• GIVEN INFORMATION
■ ■ ■ ■

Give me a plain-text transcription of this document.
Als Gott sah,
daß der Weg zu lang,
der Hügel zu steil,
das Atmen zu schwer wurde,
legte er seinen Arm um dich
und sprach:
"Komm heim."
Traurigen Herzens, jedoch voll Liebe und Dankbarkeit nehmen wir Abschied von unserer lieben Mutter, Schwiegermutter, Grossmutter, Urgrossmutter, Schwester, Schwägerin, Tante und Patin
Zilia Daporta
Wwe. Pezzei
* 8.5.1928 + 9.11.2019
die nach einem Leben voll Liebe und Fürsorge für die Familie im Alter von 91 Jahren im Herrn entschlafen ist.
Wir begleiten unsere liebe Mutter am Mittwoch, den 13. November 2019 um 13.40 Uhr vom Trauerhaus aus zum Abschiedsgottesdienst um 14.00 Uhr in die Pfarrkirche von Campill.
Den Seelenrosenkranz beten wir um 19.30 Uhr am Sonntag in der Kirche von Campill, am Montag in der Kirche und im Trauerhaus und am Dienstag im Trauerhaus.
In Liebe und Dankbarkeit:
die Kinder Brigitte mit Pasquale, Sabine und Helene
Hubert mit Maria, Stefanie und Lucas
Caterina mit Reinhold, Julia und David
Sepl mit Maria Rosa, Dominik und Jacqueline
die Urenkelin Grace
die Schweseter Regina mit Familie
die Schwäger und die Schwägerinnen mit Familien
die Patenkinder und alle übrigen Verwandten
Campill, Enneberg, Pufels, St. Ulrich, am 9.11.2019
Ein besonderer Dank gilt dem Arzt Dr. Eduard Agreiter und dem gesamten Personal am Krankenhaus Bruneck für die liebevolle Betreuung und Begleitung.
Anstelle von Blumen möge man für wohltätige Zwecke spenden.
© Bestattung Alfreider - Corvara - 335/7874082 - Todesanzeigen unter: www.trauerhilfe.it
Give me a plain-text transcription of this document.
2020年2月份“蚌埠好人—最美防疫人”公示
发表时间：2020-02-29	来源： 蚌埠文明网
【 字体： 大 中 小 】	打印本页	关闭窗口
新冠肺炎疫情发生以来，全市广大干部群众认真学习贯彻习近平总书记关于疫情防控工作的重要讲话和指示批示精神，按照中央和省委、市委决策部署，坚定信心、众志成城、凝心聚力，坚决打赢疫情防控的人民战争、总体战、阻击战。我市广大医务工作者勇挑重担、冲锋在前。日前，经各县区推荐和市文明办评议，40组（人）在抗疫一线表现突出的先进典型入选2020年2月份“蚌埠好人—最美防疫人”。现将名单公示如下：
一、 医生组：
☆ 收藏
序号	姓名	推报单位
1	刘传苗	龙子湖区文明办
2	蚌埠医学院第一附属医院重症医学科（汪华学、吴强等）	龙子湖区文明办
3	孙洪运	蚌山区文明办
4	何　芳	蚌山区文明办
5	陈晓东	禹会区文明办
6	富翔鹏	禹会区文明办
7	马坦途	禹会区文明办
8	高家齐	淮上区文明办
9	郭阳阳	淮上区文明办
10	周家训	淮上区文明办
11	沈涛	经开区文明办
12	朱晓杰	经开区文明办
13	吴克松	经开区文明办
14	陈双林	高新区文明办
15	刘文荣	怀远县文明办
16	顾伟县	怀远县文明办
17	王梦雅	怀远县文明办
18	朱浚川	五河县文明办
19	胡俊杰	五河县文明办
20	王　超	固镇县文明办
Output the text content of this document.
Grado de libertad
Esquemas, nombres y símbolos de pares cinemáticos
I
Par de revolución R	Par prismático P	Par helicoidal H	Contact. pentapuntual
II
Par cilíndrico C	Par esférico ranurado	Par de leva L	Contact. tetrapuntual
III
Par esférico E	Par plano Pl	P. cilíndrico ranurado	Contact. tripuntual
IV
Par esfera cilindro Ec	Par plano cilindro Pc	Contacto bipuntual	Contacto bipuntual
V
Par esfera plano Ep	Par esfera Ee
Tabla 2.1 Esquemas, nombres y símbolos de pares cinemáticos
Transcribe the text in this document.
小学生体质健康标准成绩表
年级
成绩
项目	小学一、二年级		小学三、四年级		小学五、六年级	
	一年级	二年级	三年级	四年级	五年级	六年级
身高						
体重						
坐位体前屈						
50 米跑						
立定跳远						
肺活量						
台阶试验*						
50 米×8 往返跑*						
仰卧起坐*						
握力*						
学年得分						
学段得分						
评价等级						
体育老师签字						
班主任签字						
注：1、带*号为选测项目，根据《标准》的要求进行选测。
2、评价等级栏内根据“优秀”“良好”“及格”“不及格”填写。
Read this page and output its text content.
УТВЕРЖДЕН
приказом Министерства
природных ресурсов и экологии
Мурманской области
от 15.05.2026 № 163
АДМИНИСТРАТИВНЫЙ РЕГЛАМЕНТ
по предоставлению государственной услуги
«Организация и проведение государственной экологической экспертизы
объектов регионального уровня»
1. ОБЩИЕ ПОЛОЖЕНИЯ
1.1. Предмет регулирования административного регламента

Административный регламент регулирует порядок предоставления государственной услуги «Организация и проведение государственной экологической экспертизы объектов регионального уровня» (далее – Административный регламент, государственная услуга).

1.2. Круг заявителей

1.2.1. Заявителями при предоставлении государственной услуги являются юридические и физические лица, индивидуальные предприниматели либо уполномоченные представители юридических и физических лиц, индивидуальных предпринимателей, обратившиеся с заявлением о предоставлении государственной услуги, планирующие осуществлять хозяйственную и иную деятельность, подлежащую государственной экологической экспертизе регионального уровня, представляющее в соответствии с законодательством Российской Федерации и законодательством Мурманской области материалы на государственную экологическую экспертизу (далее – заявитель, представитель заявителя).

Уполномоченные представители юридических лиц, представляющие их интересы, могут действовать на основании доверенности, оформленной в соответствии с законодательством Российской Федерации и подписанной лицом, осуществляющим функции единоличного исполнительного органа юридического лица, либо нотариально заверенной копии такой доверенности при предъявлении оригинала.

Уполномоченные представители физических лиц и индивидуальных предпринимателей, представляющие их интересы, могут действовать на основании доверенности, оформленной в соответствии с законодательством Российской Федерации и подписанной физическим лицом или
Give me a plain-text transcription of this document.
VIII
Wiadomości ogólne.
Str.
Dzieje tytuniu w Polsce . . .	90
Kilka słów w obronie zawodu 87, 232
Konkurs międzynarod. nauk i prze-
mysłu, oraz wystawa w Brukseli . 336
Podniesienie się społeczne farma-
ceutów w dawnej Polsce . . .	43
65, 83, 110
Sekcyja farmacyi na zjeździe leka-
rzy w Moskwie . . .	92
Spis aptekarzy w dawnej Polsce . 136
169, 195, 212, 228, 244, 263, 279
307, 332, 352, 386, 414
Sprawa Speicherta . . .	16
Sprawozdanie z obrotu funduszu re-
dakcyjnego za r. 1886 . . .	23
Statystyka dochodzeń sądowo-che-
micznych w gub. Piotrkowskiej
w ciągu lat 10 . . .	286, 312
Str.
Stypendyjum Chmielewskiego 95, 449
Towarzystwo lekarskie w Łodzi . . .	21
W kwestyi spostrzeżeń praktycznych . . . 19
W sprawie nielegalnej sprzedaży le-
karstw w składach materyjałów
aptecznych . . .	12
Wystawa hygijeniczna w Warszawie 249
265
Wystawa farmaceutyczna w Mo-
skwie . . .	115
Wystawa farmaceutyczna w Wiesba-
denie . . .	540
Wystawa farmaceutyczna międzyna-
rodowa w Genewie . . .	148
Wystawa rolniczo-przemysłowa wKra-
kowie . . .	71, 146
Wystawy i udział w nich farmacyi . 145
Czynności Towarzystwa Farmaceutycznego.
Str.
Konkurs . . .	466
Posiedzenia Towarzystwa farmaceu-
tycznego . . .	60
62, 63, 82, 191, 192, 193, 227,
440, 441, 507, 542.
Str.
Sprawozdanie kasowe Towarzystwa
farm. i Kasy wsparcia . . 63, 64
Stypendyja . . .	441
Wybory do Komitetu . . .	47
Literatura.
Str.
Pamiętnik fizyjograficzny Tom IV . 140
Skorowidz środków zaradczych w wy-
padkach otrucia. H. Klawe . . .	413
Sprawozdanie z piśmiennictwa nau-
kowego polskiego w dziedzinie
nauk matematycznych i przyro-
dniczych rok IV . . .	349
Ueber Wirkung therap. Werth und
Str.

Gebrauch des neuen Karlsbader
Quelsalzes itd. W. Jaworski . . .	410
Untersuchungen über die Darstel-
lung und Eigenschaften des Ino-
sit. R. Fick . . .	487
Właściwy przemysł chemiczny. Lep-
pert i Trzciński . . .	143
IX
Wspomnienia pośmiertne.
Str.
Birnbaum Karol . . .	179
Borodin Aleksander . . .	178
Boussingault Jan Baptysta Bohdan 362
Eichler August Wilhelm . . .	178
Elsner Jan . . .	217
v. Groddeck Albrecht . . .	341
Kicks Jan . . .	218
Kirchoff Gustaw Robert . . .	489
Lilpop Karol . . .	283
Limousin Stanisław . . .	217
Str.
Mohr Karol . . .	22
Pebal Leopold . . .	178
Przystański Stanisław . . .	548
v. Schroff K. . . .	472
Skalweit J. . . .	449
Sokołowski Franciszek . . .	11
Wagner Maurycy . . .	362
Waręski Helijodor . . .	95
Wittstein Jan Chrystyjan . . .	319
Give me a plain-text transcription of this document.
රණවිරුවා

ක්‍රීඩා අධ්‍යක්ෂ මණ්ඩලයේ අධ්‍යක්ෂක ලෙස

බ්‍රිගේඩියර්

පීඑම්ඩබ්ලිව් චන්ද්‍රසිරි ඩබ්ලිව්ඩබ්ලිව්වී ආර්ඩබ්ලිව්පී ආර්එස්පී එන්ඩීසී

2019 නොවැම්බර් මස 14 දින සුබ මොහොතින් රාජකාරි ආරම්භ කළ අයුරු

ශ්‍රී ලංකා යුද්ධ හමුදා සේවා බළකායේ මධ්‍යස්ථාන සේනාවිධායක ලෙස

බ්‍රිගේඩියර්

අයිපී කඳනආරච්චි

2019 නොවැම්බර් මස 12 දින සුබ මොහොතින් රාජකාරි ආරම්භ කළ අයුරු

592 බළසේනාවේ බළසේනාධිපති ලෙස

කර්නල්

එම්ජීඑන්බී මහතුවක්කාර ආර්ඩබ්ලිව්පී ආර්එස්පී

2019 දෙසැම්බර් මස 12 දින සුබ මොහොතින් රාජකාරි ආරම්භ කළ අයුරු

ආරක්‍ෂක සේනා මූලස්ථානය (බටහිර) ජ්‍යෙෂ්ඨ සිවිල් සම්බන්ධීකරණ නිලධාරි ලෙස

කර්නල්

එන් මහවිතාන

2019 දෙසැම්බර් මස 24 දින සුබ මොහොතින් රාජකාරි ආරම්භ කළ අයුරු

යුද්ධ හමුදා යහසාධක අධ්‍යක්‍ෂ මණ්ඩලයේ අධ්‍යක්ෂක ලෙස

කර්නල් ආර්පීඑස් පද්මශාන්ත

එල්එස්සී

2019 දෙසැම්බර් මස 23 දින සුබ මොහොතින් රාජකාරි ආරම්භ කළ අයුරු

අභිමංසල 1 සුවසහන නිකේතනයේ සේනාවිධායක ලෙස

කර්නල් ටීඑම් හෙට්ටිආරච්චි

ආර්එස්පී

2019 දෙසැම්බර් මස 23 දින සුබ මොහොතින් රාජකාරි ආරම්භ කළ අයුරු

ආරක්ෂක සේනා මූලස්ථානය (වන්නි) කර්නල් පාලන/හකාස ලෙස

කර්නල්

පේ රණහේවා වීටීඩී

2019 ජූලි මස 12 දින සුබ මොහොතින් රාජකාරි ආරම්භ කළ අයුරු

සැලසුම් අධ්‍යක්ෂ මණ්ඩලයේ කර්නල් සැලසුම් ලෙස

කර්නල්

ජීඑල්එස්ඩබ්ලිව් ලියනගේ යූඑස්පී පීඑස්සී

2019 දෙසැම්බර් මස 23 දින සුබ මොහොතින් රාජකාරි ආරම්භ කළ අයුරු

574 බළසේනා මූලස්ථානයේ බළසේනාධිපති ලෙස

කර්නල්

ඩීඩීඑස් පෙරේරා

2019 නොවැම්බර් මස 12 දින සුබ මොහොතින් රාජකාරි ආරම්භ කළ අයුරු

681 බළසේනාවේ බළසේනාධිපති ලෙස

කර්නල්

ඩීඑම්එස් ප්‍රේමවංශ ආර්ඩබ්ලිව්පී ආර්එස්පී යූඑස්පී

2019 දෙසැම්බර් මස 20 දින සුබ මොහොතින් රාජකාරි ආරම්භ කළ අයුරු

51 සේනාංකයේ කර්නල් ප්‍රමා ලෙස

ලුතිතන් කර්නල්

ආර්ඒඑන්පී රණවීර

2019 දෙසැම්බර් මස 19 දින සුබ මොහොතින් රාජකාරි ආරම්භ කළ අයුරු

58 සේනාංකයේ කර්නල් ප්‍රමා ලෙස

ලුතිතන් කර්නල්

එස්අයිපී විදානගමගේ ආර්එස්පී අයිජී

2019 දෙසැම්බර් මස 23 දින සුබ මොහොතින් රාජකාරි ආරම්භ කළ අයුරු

■ ■ ■ ■

• EXERCISE REQUIREMENTS
Show all lines in the entries above where the string "蚌埠好人" appears.

• RIGHT ANSWER
2020年2月份“蚌埠好人—最美防疫人”公示
新冠肺炎疫情发生以来，全市广大干部群众认真学习贯彻习近平总书记关于疫情防控工作的重要讲话和指示批示精神，按照中央和省委、市委决策部署，坚定信心、众志成城、凝心聚力，坚决打赢疫情防控的人民战争、总体战、阻击战。我市广大医务工作者勇挑重担、冲锋在前。日前，经各县区推荐和市文明办评议，40组（人）在抗疫一线表现突出的先进典型入选2020年2月份“蚌埠好人—最美防疫人”。现将名单公示如下：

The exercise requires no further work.